■ **TASK TO CARRY OUT**
All of the data below should be written out exactly.

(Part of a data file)
= = = = = = =

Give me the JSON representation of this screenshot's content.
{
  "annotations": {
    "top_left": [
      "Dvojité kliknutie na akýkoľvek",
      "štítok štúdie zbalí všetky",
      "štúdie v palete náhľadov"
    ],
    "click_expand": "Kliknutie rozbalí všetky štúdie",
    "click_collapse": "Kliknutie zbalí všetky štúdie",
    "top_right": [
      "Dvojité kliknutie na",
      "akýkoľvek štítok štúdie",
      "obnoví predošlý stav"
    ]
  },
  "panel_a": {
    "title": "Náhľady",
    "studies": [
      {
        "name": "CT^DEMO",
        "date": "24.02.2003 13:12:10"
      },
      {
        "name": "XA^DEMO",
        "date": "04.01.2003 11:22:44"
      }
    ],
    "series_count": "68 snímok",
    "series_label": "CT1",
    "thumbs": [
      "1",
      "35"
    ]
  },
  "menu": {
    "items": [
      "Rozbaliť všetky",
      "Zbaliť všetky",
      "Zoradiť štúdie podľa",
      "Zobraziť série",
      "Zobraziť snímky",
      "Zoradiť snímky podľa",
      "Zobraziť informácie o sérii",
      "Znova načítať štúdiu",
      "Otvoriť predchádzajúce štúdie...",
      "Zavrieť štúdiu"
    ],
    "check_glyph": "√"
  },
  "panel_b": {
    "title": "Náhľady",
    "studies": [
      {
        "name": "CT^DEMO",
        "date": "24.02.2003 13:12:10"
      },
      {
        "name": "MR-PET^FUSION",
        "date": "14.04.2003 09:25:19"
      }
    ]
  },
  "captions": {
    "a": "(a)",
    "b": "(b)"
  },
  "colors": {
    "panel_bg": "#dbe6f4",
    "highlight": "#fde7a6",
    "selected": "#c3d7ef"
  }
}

= = = = = = =

■ **RESULT OF THIS TASK**
Give me the JSON representation of this screenshot's content.
{
  "annotations": {
    "top_left": [
      "Dvojité kliknutie na akýkoľvek",
      "štítok štúdie zbalí všetky",
      "štúdie v palete náhľadov"
    ],
    "click_expand": "Kliknutie rozbalí všetky štúdie",
    "click_collapse": "Kliknutie zbalí všetky štúdie",
    "top_right": [
      "Dvojité kliknutie na",
      "akýkoľvek štítok štúdie",
      "obnoví predošlý stav"
    ]
  },
  "panel_a": {
    "title": "Náhľady",
    "studies": [
      {
        "name": "CT^DEMO",
        "date": "24.02.2003 13:12:10"
      },
      {
        "name": "XA^DEMO",
        "date": "04.01.2003 11:22:44"
      }
    ],
    "series_count": "68 snímok",
    "series_label": "CT1",
    "thumbs": [
      "1",
      "35"
    ]
  },
  "menu": {
    "items": [
      "Rozbaliť všetky",
      "Zbaliť všetky",
      "Zoradiť štúdie podľa",
      "Zobraziť série",
      "Zobraziť snímky",
      "Zoradiť snímky podľa",
      "Zobraziť informácie o sérii",
      "Znova načítať štúdiu",
      "Otvoriť predchádzajúce štúdie...",
      "Zavrieť štúdiu"
    ],
    "check_glyph": "√"
  },
  "panel_b": {
    "title": "Náhľady",
    "studies": [
      {
        "name": "CT^DEMO",
        "date": "24.02.2003 13:12:10"
      },
      {
        "name": "MR-PET^FUSION",
        "date": "14.04.2003 09:25:19"
      }
    ]
  },
  "captions": {
    "a": "(a)",
    "b": "(b)"
  },
  "colors": {
    "panel_bg": "#dbe6f4",
    "highlight": "#fde7a6",
    "selected": "#c3d7ef"
  }
}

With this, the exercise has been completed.